- **Work to do**
An exact copy of the records is required, minus the pictures they hold.

- **Provided data**
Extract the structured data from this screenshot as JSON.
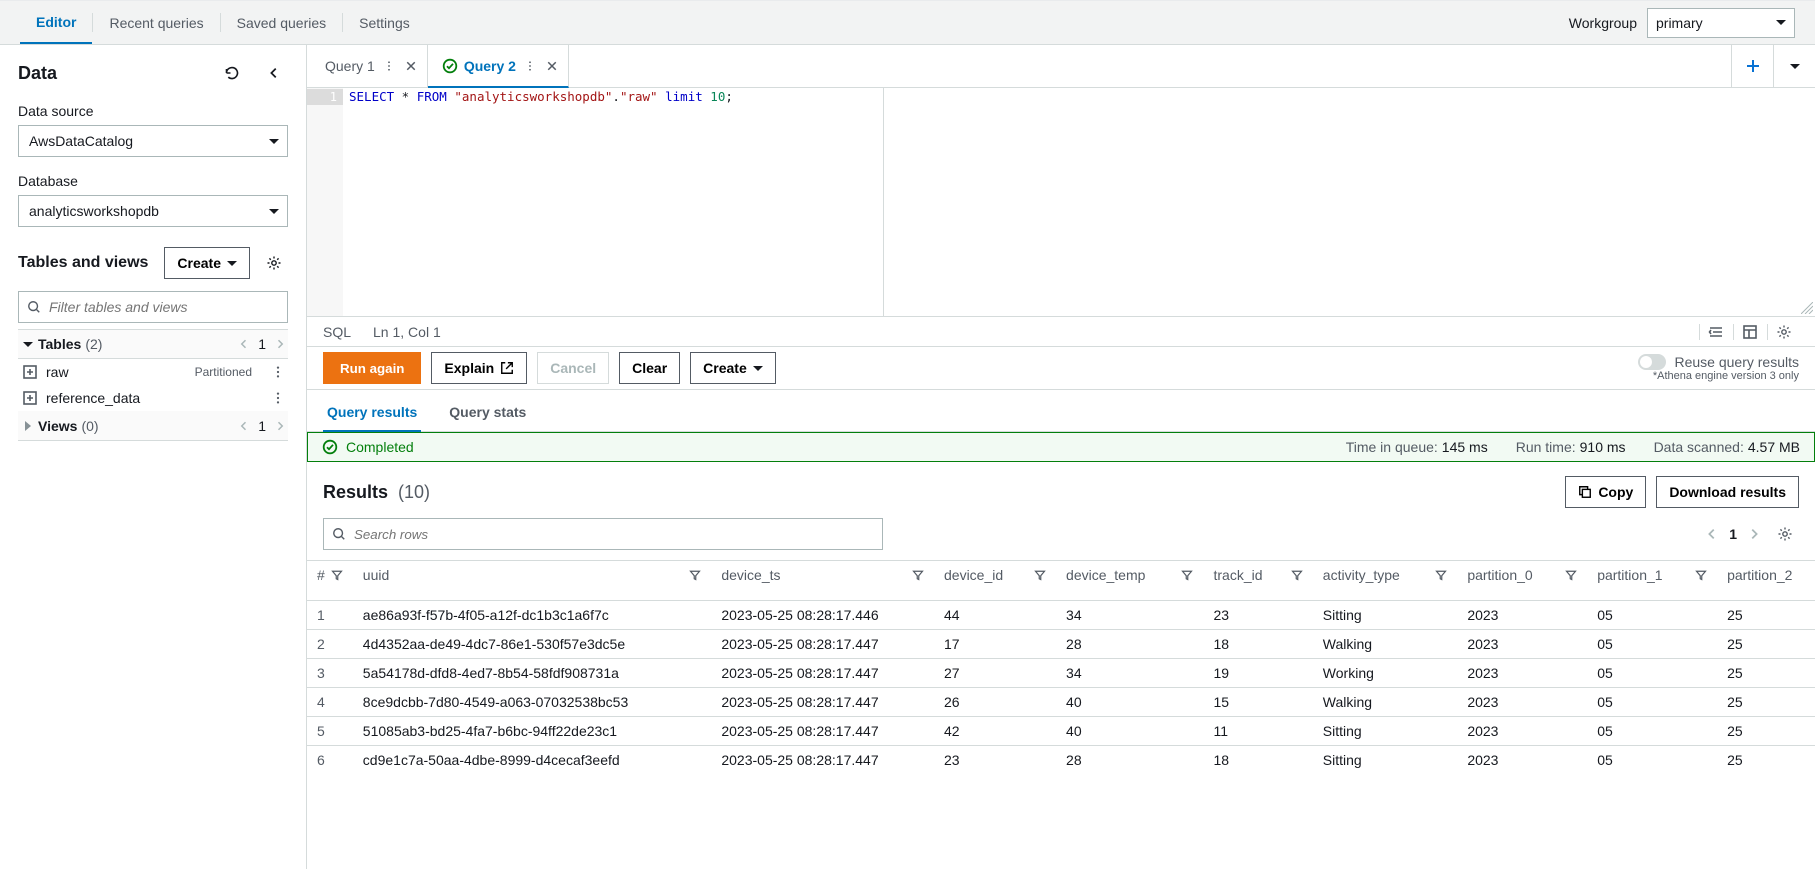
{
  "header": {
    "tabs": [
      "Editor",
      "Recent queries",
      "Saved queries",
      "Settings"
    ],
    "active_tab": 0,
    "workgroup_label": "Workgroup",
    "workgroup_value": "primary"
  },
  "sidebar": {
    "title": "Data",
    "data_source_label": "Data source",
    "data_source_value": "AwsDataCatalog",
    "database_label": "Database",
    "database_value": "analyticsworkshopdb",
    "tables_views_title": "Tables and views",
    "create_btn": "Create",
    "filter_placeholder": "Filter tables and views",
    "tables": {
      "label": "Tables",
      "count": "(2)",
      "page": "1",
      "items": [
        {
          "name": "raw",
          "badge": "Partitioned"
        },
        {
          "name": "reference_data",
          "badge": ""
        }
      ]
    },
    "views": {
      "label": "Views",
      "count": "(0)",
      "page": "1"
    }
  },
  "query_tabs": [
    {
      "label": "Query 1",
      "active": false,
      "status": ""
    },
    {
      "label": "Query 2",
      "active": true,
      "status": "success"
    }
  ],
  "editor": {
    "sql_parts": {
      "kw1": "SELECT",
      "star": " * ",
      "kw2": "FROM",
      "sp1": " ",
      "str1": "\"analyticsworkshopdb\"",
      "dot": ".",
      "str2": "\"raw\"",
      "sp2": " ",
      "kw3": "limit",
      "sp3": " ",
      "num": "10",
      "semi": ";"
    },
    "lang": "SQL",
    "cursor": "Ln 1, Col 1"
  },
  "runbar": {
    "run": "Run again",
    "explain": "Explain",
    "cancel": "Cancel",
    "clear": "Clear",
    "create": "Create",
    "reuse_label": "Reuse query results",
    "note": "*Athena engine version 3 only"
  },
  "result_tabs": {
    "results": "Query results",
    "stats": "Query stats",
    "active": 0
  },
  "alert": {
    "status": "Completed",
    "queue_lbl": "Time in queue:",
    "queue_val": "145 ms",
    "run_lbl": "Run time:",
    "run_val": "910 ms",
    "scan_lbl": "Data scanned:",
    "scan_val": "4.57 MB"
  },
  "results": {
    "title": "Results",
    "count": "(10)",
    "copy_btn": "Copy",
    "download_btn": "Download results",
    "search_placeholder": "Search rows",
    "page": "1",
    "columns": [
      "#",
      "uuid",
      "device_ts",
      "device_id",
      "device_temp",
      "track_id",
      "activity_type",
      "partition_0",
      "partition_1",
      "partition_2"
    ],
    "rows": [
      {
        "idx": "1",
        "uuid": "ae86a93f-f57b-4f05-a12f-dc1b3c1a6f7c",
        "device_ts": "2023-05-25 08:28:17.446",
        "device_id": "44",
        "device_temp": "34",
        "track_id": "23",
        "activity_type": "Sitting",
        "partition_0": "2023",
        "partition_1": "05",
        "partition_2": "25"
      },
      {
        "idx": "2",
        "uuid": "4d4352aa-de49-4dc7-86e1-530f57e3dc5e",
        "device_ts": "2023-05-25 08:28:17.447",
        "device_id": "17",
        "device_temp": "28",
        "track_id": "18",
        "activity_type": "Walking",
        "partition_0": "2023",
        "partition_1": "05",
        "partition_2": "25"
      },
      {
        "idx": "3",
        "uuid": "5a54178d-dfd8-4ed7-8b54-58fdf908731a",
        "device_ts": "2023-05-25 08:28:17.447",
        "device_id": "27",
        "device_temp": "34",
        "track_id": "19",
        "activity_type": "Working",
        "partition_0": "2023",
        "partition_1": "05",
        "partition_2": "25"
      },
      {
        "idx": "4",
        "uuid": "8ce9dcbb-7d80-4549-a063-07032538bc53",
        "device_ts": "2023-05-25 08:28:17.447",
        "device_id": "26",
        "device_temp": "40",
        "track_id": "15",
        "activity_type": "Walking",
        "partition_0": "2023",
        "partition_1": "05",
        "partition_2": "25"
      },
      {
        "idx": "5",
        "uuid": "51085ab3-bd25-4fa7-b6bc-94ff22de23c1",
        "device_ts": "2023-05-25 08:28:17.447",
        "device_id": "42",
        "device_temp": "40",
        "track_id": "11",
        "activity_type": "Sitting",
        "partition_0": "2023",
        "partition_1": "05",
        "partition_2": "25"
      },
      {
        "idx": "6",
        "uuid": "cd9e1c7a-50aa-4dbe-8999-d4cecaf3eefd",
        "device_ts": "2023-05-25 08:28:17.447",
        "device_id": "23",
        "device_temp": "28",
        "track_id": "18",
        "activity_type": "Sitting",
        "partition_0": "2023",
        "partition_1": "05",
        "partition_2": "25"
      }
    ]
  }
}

- **Solution to this problem**
Extract the structured data from this screenshot as JSON.
{
  "header": {
    "tabs": [
      "Editor",
      "Recent queries",
      "Saved queries",
      "Settings"
    ],
    "active_tab": 0,
    "workgroup_label": "Workgroup",
    "workgroup_value": "primary"
  },
  "sidebar": {
    "title": "Data",
    "data_source_label": "Data source",
    "data_source_value": "AwsDataCatalog",
    "database_label": "Database",
    "database_value": "analyticsworkshopdb",
    "tables_views_title": "Tables and views",
    "create_btn": "Create",
    "filter_placeholder": "Filter tables and views",
    "tables": {
      "label": "Tables",
      "count": "(2)",
      "page": "1",
      "items": [
        {
          "name": "raw",
          "badge": "Partitioned"
        },
        {
          "name": "reference_data",
          "badge": ""
        }
      ]
    },
    "views": {
      "label": "Views",
      "count": "(0)",
      "page": "1"
    }
  },
  "query_tabs": [
    {
      "label": "Query 1",
      "active": false,
      "status": ""
    },
    {
      "label": "Query 2",
      "active": true,
      "status": "success"
    }
  ],
  "editor": {
    "sql_parts": {
      "kw1": "SELECT",
      "star": " * ",
      "kw2": "FROM",
      "sp1": " ",
      "str1": "\"analyticsworkshopdb\"",
      "dot": ".",
      "str2": "\"raw\"",
      "sp2": " ",
      "kw3": "limit",
      "sp3": " ",
      "num": "10",
      "semi": ";"
    },
    "lang": "SQL",
    "cursor": "Ln 1, Col 1"
  },
  "runbar": {
    "run": "Run again",
    "explain": "Explain",
    "cancel": "Cancel",
    "clear": "Clear",
    "create": "Create",
    "reuse_label": "Reuse query results",
    "note": "*Athena engine version 3 only"
  },
  "result_tabs": {
    "results": "Query results",
    "stats": "Query stats",
    "active": 0
  },
  "alert": {
    "status": "Completed",
    "queue_lbl": "Time in queue:",
    "queue_val": "145 ms",
    "run_lbl": "Run time:",
    "run_val": "910 ms",
    "scan_lbl": "Data scanned:",
    "scan_val": "4.57 MB"
  },
  "results": {
    "title": "Results",
    "count": "(10)",
    "copy_btn": "Copy",
    "download_btn": "Download results",
    "search_placeholder": "Search rows",
    "page": "1",
    "columns": [
      "#",
      "uuid",
      "device_ts",
      "device_id",
      "device_temp",
      "track_id",
      "activity_type",
      "partition_0",
      "partition_1",
      "partition_2"
    ],
    "rows": [
      {
        "idx": "1",
        "uuid": "ae86a93f-f57b-4f05-a12f-dc1b3c1a6f7c",
        "device_ts": "2023-05-25 08:28:17.446",
        "device_id": "44",
        "device_temp": "34",
        "track_id": "23",
        "activity_type": "Sitting",
        "partition_0": "2023",
        "partition_1": "05",
        "partition_2": "25"
      },
      {
        "idx": "2",
        "uuid": "4d4352aa-de49-4dc7-86e1-530f57e3dc5e",
        "device_ts": "2023-05-25 08:28:17.447",
        "device_id": "17",
        "device_temp": "28",
        "track_id": "18",
        "activity_type": "Walking",
        "partition_0": "2023",
        "partition_1": "05",
        "partition_2": "25"
      },
      {
        "idx": "3",
        "uuid": "5a54178d-dfd8-4ed7-8b54-58fdf908731a",
        "device_ts": "2023-05-25 08:28:17.447",
        "device_id": "27",
        "device_temp": "34",
        "track_id": "19",
        "activity_type": "Working",
        "partition_0": "2023",
        "partition_1": "05",
        "partition_2": "25"
      },
      {
        "idx": "4",
        "uuid": "8ce9dcbb-7d80-4549-a063-07032538bc53",
        "device_ts": "2023-05-25 08:28:17.447",
        "device_id": "26",
        "device_temp": "40",
        "track_id": "15",
        "activity_type": "Walking",
        "partition_0": "2023",
        "partition_1": "05",
        "partition_2": "25"
      },
      {
        "idx": "5",
        "uuid": "51085ab3-bd25-4fa7-b6bc-94ff22de23c1",
        "device_ts": "2023-05-25 08:28:17.447",
        "device_id": "42",
        "device_temp": "40",
        "track_id": "11",
        "activity_type": "Sitting",
        "partition_0": "2023",
        "partition_1": "05",
        "partition_2": "25"
      },
      {
        "idx": "6",
        "uuid": "cd9e1c7a-50aa-4dbe-8999-d4cecaf3eefd",
        "device_ts": "2023-05-25 08:28:17.447",
        "device_id": "23",
        "device_temp": "28",
        "track_id": "18",
        "activity_type": "Sitting",
        "partition_0": "2023",
        "partition_1": "05",
        "partition_2": "25"
      }
    ]
  }
}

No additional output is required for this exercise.